Task to complete: Copy out every line of the data exactly.

Records:
———

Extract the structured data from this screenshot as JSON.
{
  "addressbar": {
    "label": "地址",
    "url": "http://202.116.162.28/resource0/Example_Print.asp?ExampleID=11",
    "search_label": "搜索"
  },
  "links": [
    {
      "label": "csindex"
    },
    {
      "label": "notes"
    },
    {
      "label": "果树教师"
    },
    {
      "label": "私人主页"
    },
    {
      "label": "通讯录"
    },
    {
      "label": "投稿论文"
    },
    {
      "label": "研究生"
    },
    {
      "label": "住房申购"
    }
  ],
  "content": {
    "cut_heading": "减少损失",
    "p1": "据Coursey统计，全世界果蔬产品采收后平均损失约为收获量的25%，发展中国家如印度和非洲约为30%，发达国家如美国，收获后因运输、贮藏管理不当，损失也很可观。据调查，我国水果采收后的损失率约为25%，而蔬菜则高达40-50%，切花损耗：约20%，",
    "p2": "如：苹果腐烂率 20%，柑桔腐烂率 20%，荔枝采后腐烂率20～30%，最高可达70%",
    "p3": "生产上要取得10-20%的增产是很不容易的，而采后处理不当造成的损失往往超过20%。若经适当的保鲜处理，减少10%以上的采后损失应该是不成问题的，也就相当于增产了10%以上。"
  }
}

———

Answer to the problem:
Extract the structured data from this screenshot as JSON.
{
  "addressbar": {
    "label": "地址",
    "url": "http://202.116.162.28/resource0/Example_Print.asp?ExampleID=11",
    "search_label": "搜索"
  },
  "links": [
    {
      "label": "csindex"
    },
    {
      "label": "notes"
    },
    {
      "label": "果树教师"
    },
    {
      "label": "私人主页"
    },
    {
      "label": "通讯录"
    },
    {
      "label": "投稿论文"
    },
    {
      "label": "研究生"
    },
    {
      "label": "住房申购"
    }
  ],
  "content": {
    "cut_heading": "减少损失",
    "p1": "据Coursey统计，全世界果蔬产品采收后平均损失约为收获量的25%，发展中国家如印度和非洲约为30%，发达国家如美国，收获后因运输、贮藏管理不当，损失也很可观。据调查，我国水果采收后的损失率约为25%，而蔬菜则高达40-50%，切花损耗：约20%，",
    "p2": "如：苹果腐烂率 20%，柑桔腐烂率 20%，荔枝采后腐烂率20～30%，最高可达70%",
    "p3": "生产上要取得10-20%的增产是很不容易的，而采后处理不当造成的损失往往超过20%。若经适当的保鲜处理，减少10%以上的采后损失应该是不成问题的，也就相当于增产了10%以上。"
  }
}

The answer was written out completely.